= INSTRUCTION =
Write the material out again in full, word for word. Do not include the pictures.

= RAW DATA =
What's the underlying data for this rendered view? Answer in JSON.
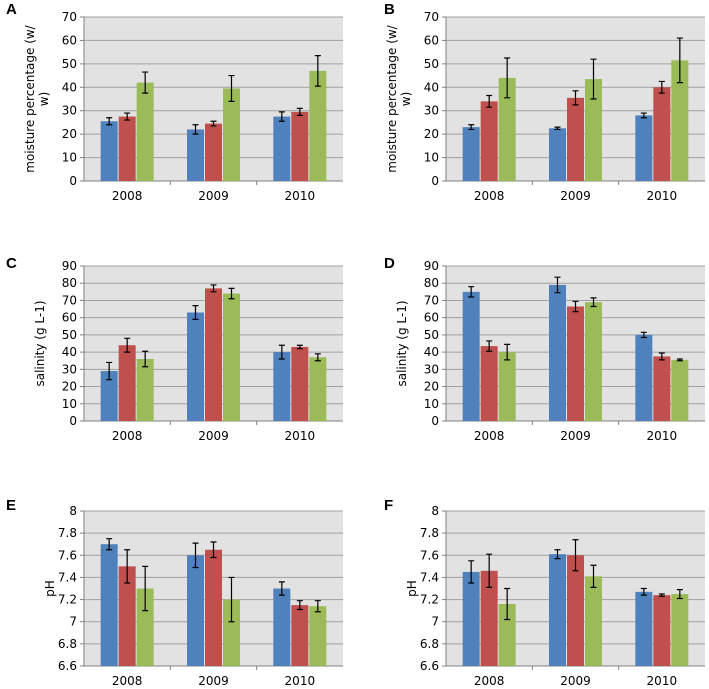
{
  "colors": {
    "series": [
      "#4f81bd",
      "#c0504d",
      "#9bbb59"
    ],
    "plot_bg": "#e2e2e2",
    "grid": "#a0a0a0",
    "error_bar": "#000000"
  },
  "chart_data": [
    {
      "panel": "A",
      "type": "bar",
      "categories": [
        "2008",
        "2009",
        "2010"
      ],
      "ylabel": [
        "moisture percentage (w/",
        "w)"
      ],
      "ylim": [
        0,
        70
      ],
      "yticks": [
        0,
        10,
        20,
        30,
        40,
        50,
        60,
        70
      ],
      "series": [
        {
          "values": [
            25.5,
            22,
            27.5
          ],
          "errors": [
            1.5,
            2,
            2
          ]
        },
        {
          "values": [
            27.5,
            24.5,
            29.5
          ],
          "errors": [
            1.5,
            1,
            1.5
          ]
        },
        {
          "values": [
            42,
            39.5,
            47
          ],
          "errors": [
            4.5,
            5.5,
            6.5
          ]
        }
      ]
    },
    {
      "panel": "B",
      "type": "bar",
      "categories": [
        "2008",
        "2009",
        "2010"
      ],
      "ylabel": [
        "moisture percentage (w/",
        "w)"
      ],
      "ylim": [
        0,
        70
      ],
      "yticks": [
        0,
        10,
        20,
        30,
        40,
        50,
        60,
        70
      ],
      "series": [
        {
          "values": [
            23,
            22.5,
            28
          ],
          "errors": [
            1,
            0.5,
            1
          ]
        },
        {
          "values": [
            34,
            35.5,
            40
          ],
          "errors": [
            2.5,
            3,
            2.5
          ]
        },
        {
          "values": [
            44,
            43.5,
            51.5
          ],
          "errors": [
            8.5,
            8.5,
            9.5
          ]
        }
      ]
    },
    {
      "panel": "C",
      "type": "bar",
      "categories": [
        "2008",
        "2009",
        "2010"
      ],
      "ylabel": [
        "salinity (g L-1)"
      ],
      "ylim": [
        0,
        90
      ],
      "yticks": [
        0,
        10,
        20,
        30,
        40,
        50,
        60,
        70,
        80,
        90
      ],
      "series": [
        {
          "values": [
            29,
            63,
            40
          ],
          "errors": [
            5,
            4,
            4
          ]
        },
        {
          "values": [
            44,
            77,
            43
          ],
          "errors": [
            4,
            2,
            1
          ]
        },
        {
          "values": [
            36,
            74,
            37
          ],
          "errors": [
            4.5,
            3,
            2
          ]
        }
      ]
    },
    {
      "panel": "D",
      "type": "bar",
      "categories": [
        "2008",
        "2009",
        "2010"
      ],
      "ylabel": [
        "salinity (g L-1)"
      ],
      "ylim": [
        0,
        90
      ],
      "yticks": [
        0,
        10,
        20,
        30,
        40,
        50,
        60,
        70,
        80,
        90
      ],
      "series": [
        {
          "values": [
            75,
            79,
            50
          ],
          "errors": [
            3,
            4.5,
            1.5
          ]
        },
        {
          "values": [
            43.5,
            66.5,
            37.5
          ],
          "errors": [
            3,
            3,
            2
          ]
        },
        {
          "values": [
            40,
            69,
            35.5
          ],
          "errors": [
            4.5,
            2.5,
            0.5
          ]
        }
      ]
    },
    {
      "panel": "E",
      "type": "bar",
      "categories": [
        "2008",
        "2009",
        "2010"
      ],
      "ylabel": [
        "pH"
      ],
      "ylim": [
        6.6,
        8
      ],
      "yticks": [
        6.6,
        6.8,
        7,
        7.2,
        7.4,
        7.6,
        7.8,
        8
      ],
      "ytick_labels": [
        "6.6",
        "6.8",
        "7",
        "7.2",
        "7.4",
        "7.6",
        "7.8",
        "8"
      ],
      "series": [
        {
          "values": [
            7.7,
            7.6,
            7.3
          ],
          "errors": [
            0.05,
            0.11,
            0.06
          ]
        },
        {
          "values": [
            7.5,
            7.65,
            7.15
          ],
          "errors": [
            0.15,
            0.07,
            0.04
          ]
        },
        {
          "values": [
            7.3,
            7.2,
            7.14
          ],
          "errors": [
            0.2,
            0.2,
            0.05
          ]
        }
      ]
    },
    {
      "panel": "F",
      "type": "bar",
      "categories": [
        "2008",
        "2009",
        "2010"
      ],
      "ylabel": [
        "pH"
      ],
      "ylim": [
        6.6,
        8
      ],
      "yticks": [
        6.6,
        6.8,
        7,
        7.2,
        7.4,
        7.6,
        7.8,
        8
      ],
      "ytick_labels": [
        "6.6",
        "6.8",
        "7",
        "7.2",
        "7.4",
        "7.6",
        "7.8",
        "8"
      ],
      "series": [
        {
          "values": [
            7.45,
            7.61,
            7.27
          ],
          "errors": [
            0.1,
            0.04,
            0.03
          ]
        },
        {
          "values": [
            7.46,
            7.6,
            7.24
          ],
          "errors": [
            0.15,
            0.14,
            0.01
          ]
        },
        {
          "values": [
            7.16,
            7.41,
            7.25
          ],
          "errors": [
            0.14,
            0.1,
            0.04
          ]
        }
      ]
    }
  ]
}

= RESULT FOR THIS EXERCISE =
What's the underlying data for this rendered view? Answer in JSON.
{
  "colors": {
    "series": [
      "#4f81bd",
      "#c0504d",
      "#9bbb59"
    ],
    "plot_bg": "#e2e2e2",
    "grid": "#a0a0a0",
    "error_bar": "#000000"
  },
  "chart_data": [
    {
      "panel": "A",
      "type": "bar",
      "categories": [
        "2008",
        "2009",
        "2010"
      ],
      "ylabel": [
        "moisture percentage (w/",
        "w)"
      ],
      "ylim": [
        0,
        70
      ],
      "yticks": [
        0,
        10,
        20,
        30,
        40,
        50,
        60,
        70
      ],
      "series": [
        {
          "values": [
            25.5,
            22,
            27.5
          ],
          "errors": [
            1.5,
            2,
            2
          ]
        },
        {
          "values": [
            27.5,
            24.5,
            29.5
          ],
          "errors": [
            1.5,
            1,
            1.5
          ]
        },
        {
          "values": [
            42,
            39.5,
            47
          ],
          "errors": [
            4.5,
            5.5,
            6.5
          ]
        }
      ]
    },
    {
      "panel": "B",
      "type": "bar",
      "categories": [
        "2008",
        "2009",
        "2010"
      ],
      "ylabel": [
        "moisture percentage (w/",
        "w)"
      ],
      "ylim": [
        0,
        70
      ],
      "yticks": [
        0,
        10,
        20,
        30,
        40,
        50,
        60,
        70
      ],
      "series": [
        {
          "values": [
            23,
            22.5,
            28
          ],
          "errors": [
            1,
            0.5,
            1
          ]
        },
        {
          "values": [
            34,
            35.5,
            40
          ],
          "errors": [
            2.5,
            3,
            2.5
          ]
        },
        {
          "values": [
            44,
            43.5,
            51.5
          ],
          "errors": [
            8.5,
            8.5,
            9.5
          ]
        }
      ]
    },
    {
      "panel": "C",
      "type": "bar",
      "categories": [
        "2008",
        "2009",
        "2010"
      ],
      "ylabel": [
        "salinity (g L-1)"
      ],
      "ylim": [
        0,
        90
      ],
      "yticks": [
        0,
        10,
        20,
        30,
        40,
        50,
        60,
        70,
        80,
        90
      ],
      "series": [
        {
          "values": [
            29,
            63,
            40
          ],
          "errors": [
            5,
            4,
            4
          ]
        },
        {
          "values": [
            44,
            77,
            43
          ],
          "errors": [
            4,
            2,
            1
          ]
        },
        {
          "values": [
            36,
            74,
            37
          ],
          "errors": [
            4.5,
            3,
            2
          ]
        }
      ]
    },
    {
      "panel": "D",
      "type": "bar",
      "categories": [
        "2008",
        "2009",
        "2010"
      ],
      "ylabel": [
        "salinity (g L-1)"
      ],
      "ylim": [
        0,
        90
      ],
      "yticks": [
        0,
        10,
        20,
        30,
        40,
        50,
        60,
        70,
        80,
        90
      ],
      "series": [
        {
          "values": [
            75,
            79,
            50
          ],
          "errors": [
            3,
            4.5,
            1.5
          ]
        },
        {
          "values": [
            43.5,
            66.5,
            37.5
          ],
          "errors": [
            3,
            3,
            2
          ]
        },
        {
          "values": [
            40,
            69,
            35.5
          ],
          "errors": [
            4.5,
            2.5,
            0.5
          ]
        }
      ]
    },
    {
      "panel": "E",
      "type": "bar",
      "categories": [
        "2008",
        "2009",
        "2010"
      ],
      "ylabel": [
        "pH"
      ],
      "ylim": [
        6.6,
        8
      ],
      "yticks": [
        6.6,
        6.8,
        7,
        7.2,
        7.4,
        7.6,
        7.8,
        8
      ],
      "ytick_labels": [
        "6.6",
        "6.8",
        "7",
        "7.2",
        "7.4",
        "7.6",
        "7.8",
        "8"
      ],
      "series": [
        {
          "values": [
            7.7,
            7.6,
            7.3
          ],
          "errors": [
            0.05,
            0.11,
            0.06
          ]
        },
        {
          "values": [
            7.5,
            7.65,
            7.15
          ],
          "errors": [
            0.15,
            0.07,
            0.04
          ]
        },
        {
          "values": [
            7.3,
            7.2,
            7.14
          ],
          "errors": [
            0.2,
            0.2,
            0.05
          ]
        }
      ]
    },
    {
      "panel": "F",
      "type": "bar",
      "categories": [
        "2008",
        "2009",
        "2010"
      ],
      "ylabel": [
        "pH"
      ],
      "ylim": [
        6.6,
        8
      ],
      "yticks": [
        6.6,
        6.8,
        7,
        7.2,
        7.4,
        7.6,
        7.8,
        8
      ],
      "ytick_labels": [
        "6.6",
        "6.8",
        "7",
        "7.2",
        "7.4",
        "7.6",
        "7.8",
        "8"
      ],
      "series": [
        {
          "values": [
            7.45,
            7.61,
            7.27
          ],
          "errors": [
            0.1,
            0.04,
            0.03
          ]
        },
        {
          "values": [
            7.46,
            7.6,
            7.24
          ],
          "errors": [
            0.15,
            0.14,
            0.01
          ]
        },
        {
          "values": [
            7.16,
            7.41,
            7.25
          ],
          "errors": [
            0.14,
            0.1,
            0.04
          ]
        }
      ]
    }
  ]
}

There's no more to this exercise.